Transcribe the full listing exactly, and drop every picture.

─── INFORMATION GIVEN

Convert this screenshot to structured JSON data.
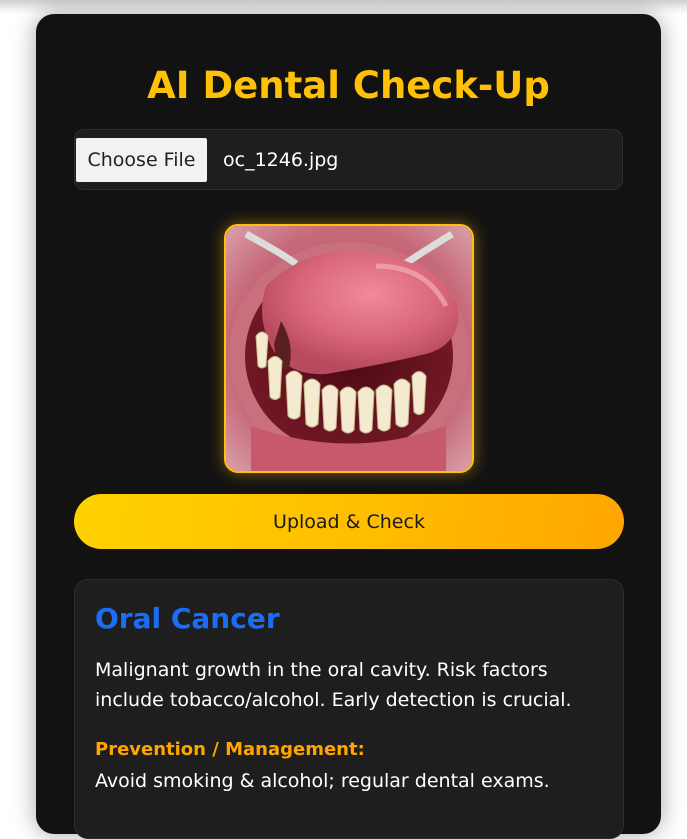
{
  "app": {
    "title": "AI Dental Check-Up"
  },
  "upload": {
    "choose_label": "Choose File",
    "file_name": "oc_1246.jpg",
    "submit_label": "Upload & Check"
  },
  "preview": {
    "subject": "mouth-photo"
  },
  "result": {
    "condition": "Oral Cancer",
    "description": "Malignant growth in the oral cavity. Risk factors include tobacco/alcohol. Early detection is crucial.",
    "prevention_label": "Prevention / Management:",
    "prevention_text": "Avoid smoking & alcohol; regular dental exams."
  },
  "colors": {
    "accent": "#ffc107",
    "card_bg": "#121212",
    "panel_bg": "#1e1e1e",
    "condition_title": "#1a6ef5",
    "prevention_label": "#ffa500"
  }
}
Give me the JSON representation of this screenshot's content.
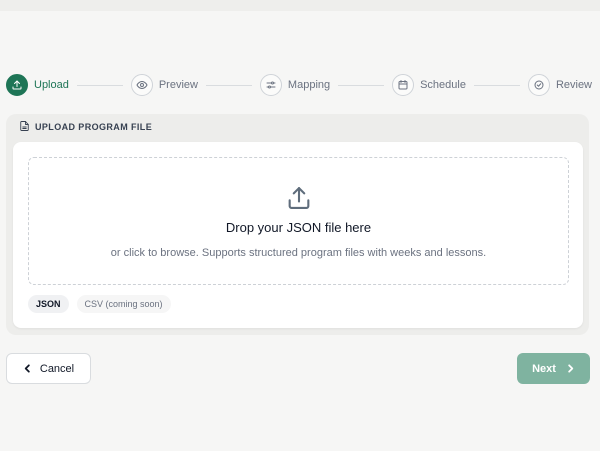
{
  "stepper": {
    "steps": [
      {
        "label": "Upload",
        "icon": "upload-icon",
        "active": true
      },
      {
        "label": "Preview",
        "icon": "eye-icon",
        "active": false
      },
      {
        "label": "Mapping",
        "icon": "sliders-icon",
        "active": false
      },
      {
        "label": "Schedule",
        "icon": "calendar-icon",
        "active": false
      },
      {
        "label": "Review",
        "icon": "check-circle-icon",
        "active": false
      }
    ]
  },
  "card": {
    "title": "UPLOAD PROGRAM FILE",
    "title_icon": "file-icon",
    "dropzone": {
      "icon": "upload-icon",
      "title": "Drop your JSON file here",
      "subtitle": "or click to browse. Supports structured program files with weeks and lessons."
    },
    "formats": [
      {
        "label": "JSON",
        "enabled": true
      },
      {
        "label": "CSV (coming soon)",
        "enabled": false
      }
    ]
  },
  "footer": {
    "cancel_label": "Cancel",
    "next_label": "Next"
  },
  "colors": {
    "accent": "#1e7556",
    "next_button": "#7fb3a0",
    "background": "#f6f6f5"
  }
}
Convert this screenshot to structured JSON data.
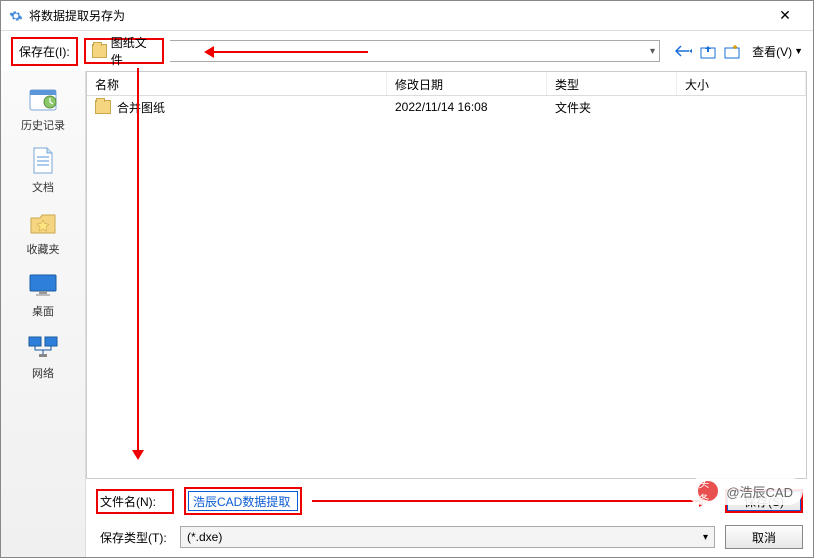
{
  "window": {
    "title": "将数据提取另存为"
  },
  "toolbar": {
    "save_in_label": "保存在(I):",
    "save_in_value": "图纸文件",
    "view_label": "查看(V)"
  },
  "sidebar": {
    "items": [
      {
        "label": "历史记录",
        "icon": "history"
      },
      {
        "label": "文档",
        "icon": "document"
      },
      {
        "label": "收藏夹",
        "icon": "favorites"
      },
      {
        "label": "桌面",
        "icon": "desktop"
      },
      {
        "label": "网络",
        "icon": "network"
      }
    ]
  },
  "columns": {
    "name": "名称",
    "date": "修改日期",
    "type": "类型",
    "size": "大小"
  },
  "files": [
    {
      "name": "合并图纸",
      "date": "2022/11/14 16:08",
      "type": "文件夹"
    }
  ],
  "bottom": {
    "filename_label": "文件名(N):",
    "filename_value": "浩辰CAD数据提取",
    "filetype_label": "保存类型(T):",
    "filetype_value": "(*.dxe)",
    "save_btn": "保存(S)",
    "cancel_btn": "取消"
  },
  "watermark": {
    "prefix": "头条",
    "text": "@浩辰CAD"
  }
}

──────

OUTPUT BELOW:
Convert this screenshot to structured JSON data.
{
  "app": {
    "title": "AI Dental Check-Up"
  },
  "upload": {
    "choose_label": "Choose File",
    "file_name": "oc_1246.jpg",
    "submit_label": "Upload & Check"
  },
  "preview": {
    "subject": "mouth-photo"
  },
  "result": {
    "condition": "Oral Cancer",
    "description": "Malignant growth in the oral cavity. Risk factors include tobacco/alcohol. Early detection is crucial.",
    "prevention_label": "Prevention / Management:",
    "prevention_text": "Avoid smoking & alcohol; regular dental exams."
  },
  "colors": {
    "accent": "#ffc107",
    "card_bg": "#121212",
    "panel_bg": "#1e1e1e",
    "condition_title": "#1a6ef5",
    "prevention_label": "#ffa500"
  }
}
Give me the JSON representation of this screenshot's content.
{
  "stepper": {
    "steps": [
      {
        "label": "Upload",
        "icon": "upload-icon",
        "active": true
      },
      {
        "label": "Preview",
        "icon": "eye-icon",
        "active": false
      },
      {
        "label": "Mapping",
        "icon": "sliders-icon",
        "active": false
      },
      {
        "label": "Schedule",
        "icon": "calendar-icon",
        "active": false
      },
      {
        "label": "Review",
        "icon": "check-circle-icon",
        "active": false
      }
    ]
  },
  "card": {
    "title": "UPLOAD PROGRAM FILE",
    "title_icon": "file-icon",
    "dropzone": {
      "icon": "upload-icon",
      "title": "Drop your JSON file here",
      "subtitle": "or click to browse. Supports structured program files with weeks and lessons."
    },
    "formats": [
      {
        "label": "JSON",
        "enabled": true
      },
      {
        "label": "CSV (coming soon)",
        "enabled": false
      }
    ]
  },
  "footer": {
    "cancel_label": "Cancel",
    "next_label": "Next"
  },
  "colors": {
    "accent": "#1e7556",
    "next_button": "#7fb3a0",
    "background": "#f6f6f5"
  }
}
Convert this screenshot to structured JSON data.
{
  "window": {
    "title": "将数据提取另存为"
  },
  "toolbar": {
    "save_in_label": "保存在(I):",
    "save_in_value": "图纸文件",
    "view_label": "查看(V)"
  },
  "sidebar": {
    "items": [
      {
        "label": "历史记录",
        "icon": "history"
      },
      {
        "label": "文档",
        "icon": "document"
      },
      {
        "label": "收藏夹",
        "icon": "favorites"
      },
      {
        "label": "桌面",
        "icon": "desktop"
      },
      {
        "label": "网络",
        "icon": "network"
      }
    ]
  },
  "columns": {
    "name": "名称",
    "date": "修改日期",
    "type": "类型",
    "size": "大小"
  },
  "files": [
    {
      "name": "合并图纸",
      "date": "2022/11/14 16:08",
      "type": "文件夹"
    }
  ],
  "bottom": {
    "filename_label": "文件名(N):",
    "filename_value": "浩辰CAD数据提取",
    "filetype_label": "保存类型(T):",
    "filetype_value": "(*.dxe)",
    "save_btn": "保存(S)",
    "cancel_btn": "取消"
  },
  "watermark": {
    "prefix": "头条",
    "text": "@浩辰CAD"
  }
}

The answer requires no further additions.